Siamo ormai arrivati al ridicolo


Siamo davvero arrivati al ridicolo. A Ceuta migliaia di migranti tentano di entrare nell’enclave spagnola in Marocco. Pensare che una massa così numerosa si muova tutta insieme, nello stesso momento e nella stessa direzione, per una fortuita coincidenza è un esercizio di fantasia più che di analisi politica. È evidente che ci troviamo di fronte a un episodio che merita di essere compreso nelle sue dinamiche e nelle sue eventuali regie.

E quale sarebbe la risposta di alcuni governi europei? Chiudere Schengen. Tra questi, naturalmente, anche l’Italia.

È una scelta che ha la stessa logica di prendere la tachipirina perché il vicino di casa ha la febbre. Fa scena, dà l’impressione di fare qualcosa, ma con il problema concreto c’entra poco o nulla. I migranti sono arrivati a Ceuta, non stavano attraversando indisturbati le frontiere interne dell’Europa. Oltretutto nessuno di loro sarebbe mai arrivato in Europa,  per ovvie ragioni geografiche. Ma poco importa. La politica contemporanea non sembra più preoccuparsi dell’efficacia delle misure: le basta che producano un titolo, una dichiarazione, un post sui social.

Siamo entrati nell’epoca della politica emotiva. Non conta più governare i fenomeni, conta governare le percezioni. Non importa se una decisione risolve davvero qualcosa; basta che trasmetta un’immagine di fermezza. È marketing istituzionale travestito da governo.

La cosa più sconfortante, però, è un’altra. Quando un Paese europeo si trova sotto pressione, invece di chiedersi come sostenerlo, di capire che cosa sia realmente accaduto e di costruire una risposta comune, ogni Stato pensa a mettere in scena il proprio piccolo spettacolo muscolare. Ognuno recita la parte dello sceriffo, sperando di guadagnare qualche punto nei sondaggi.

E così l’Europa finisce per comportarsi come un condominio litigioso: se prende fuoco l’appartamento del vicino, invece di portare un estintore ci limitiamo a chiudere a doppia mandata la porta di casa nostra, poi ci facciamo fotografare mentre giriamo la chiave.

Forse è proprio questa la fotografia più impietosa del nostro tempo: non governi che cercano soluzioni, ma governi che cercano applausi. E quando la propaganda diventa più importante della realtà, il rischio è che i problemi restino tutti lì, mentre noi ci congratuliamo per aver trovato l’ennesima risposta inutile.

▶ **Voci della raccolta**
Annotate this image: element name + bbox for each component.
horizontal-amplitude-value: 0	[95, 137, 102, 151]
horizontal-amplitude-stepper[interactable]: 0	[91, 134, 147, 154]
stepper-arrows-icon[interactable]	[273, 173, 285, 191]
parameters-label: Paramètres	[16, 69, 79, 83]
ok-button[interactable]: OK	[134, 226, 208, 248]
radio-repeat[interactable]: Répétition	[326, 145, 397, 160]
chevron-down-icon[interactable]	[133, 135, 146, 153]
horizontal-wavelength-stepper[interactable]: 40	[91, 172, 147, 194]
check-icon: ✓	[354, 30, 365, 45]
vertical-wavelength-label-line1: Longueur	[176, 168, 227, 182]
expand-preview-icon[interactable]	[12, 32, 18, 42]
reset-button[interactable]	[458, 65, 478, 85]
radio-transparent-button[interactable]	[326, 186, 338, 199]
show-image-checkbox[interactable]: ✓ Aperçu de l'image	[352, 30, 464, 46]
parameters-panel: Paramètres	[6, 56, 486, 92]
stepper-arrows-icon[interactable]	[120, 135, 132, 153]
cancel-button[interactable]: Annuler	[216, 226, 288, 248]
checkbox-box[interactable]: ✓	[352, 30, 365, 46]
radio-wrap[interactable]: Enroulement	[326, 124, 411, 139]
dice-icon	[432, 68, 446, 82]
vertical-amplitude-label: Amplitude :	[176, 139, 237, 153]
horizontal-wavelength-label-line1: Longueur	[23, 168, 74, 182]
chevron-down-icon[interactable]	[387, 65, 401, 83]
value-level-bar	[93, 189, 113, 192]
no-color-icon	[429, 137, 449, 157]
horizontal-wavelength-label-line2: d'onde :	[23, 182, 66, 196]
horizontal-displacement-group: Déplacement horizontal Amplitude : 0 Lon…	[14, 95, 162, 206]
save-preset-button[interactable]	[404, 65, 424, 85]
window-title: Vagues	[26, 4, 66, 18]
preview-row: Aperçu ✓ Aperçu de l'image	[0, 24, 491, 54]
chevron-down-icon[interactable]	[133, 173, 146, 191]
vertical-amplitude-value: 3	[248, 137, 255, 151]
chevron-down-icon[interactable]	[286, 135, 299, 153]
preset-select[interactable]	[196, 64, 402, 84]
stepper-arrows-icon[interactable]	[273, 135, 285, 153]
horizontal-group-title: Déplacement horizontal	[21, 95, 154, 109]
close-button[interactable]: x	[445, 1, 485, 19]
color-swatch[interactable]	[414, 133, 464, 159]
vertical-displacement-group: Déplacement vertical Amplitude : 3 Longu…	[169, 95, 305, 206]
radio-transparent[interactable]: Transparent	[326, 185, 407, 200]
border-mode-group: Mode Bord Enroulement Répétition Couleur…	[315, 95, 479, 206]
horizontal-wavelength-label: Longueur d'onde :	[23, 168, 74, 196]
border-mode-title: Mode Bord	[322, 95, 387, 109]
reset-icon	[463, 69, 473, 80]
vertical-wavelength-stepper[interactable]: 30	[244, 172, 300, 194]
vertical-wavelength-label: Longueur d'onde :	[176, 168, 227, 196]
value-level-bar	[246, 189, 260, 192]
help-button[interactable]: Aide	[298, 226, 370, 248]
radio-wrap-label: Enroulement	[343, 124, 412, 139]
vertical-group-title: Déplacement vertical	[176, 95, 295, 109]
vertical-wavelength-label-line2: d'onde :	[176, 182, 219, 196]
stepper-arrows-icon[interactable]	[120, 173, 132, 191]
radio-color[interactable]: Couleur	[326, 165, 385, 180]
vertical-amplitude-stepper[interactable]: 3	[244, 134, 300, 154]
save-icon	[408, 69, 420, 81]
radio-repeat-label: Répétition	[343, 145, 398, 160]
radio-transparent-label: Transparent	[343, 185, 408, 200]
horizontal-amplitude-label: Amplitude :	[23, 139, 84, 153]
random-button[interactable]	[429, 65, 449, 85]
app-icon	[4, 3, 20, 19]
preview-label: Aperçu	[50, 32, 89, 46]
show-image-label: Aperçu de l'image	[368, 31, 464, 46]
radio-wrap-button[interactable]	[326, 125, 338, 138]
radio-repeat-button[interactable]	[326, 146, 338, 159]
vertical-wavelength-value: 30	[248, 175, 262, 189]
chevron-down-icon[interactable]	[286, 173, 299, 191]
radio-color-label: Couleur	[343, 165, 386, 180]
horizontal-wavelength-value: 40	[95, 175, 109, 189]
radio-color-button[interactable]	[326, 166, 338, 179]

▶ **Consegna 1**
Secondo il testo fornito, quale sarebbe la risposta di alcuni governi europei a quanto avviene a Ceuta?
▶ **Consegna 2**
Stabilisca se ciascuna affermazione concorda con il testo fornito, rispondendo sì o no e citando le parole decisive del testo. (a) L'Italia figura tra i governi che rispondono chiudendo Schengen. (b) I migranti stavano attraversando indisturbati le frontiere interne dell'Europa. (c) L'Europa viene paragonata a un condominio litigioso.
Il materiale qui riportato non interviene in alcun modo nello svolgimento.

▶ **Soluzione svolta 1**
Chiudere Schengen.

▶ **Soluzione svolta 2**
(a) Sì: «Tra questi, naturalmente, anche l’Italia.»
(b) No: «I migranti sono arrivati a Ceuta, non stavano attraversando indisturbati le frontiere interne dell’Europa.»
(c) Sì: «E così l’Europa finisce per comportarsi come un condominio litigioso»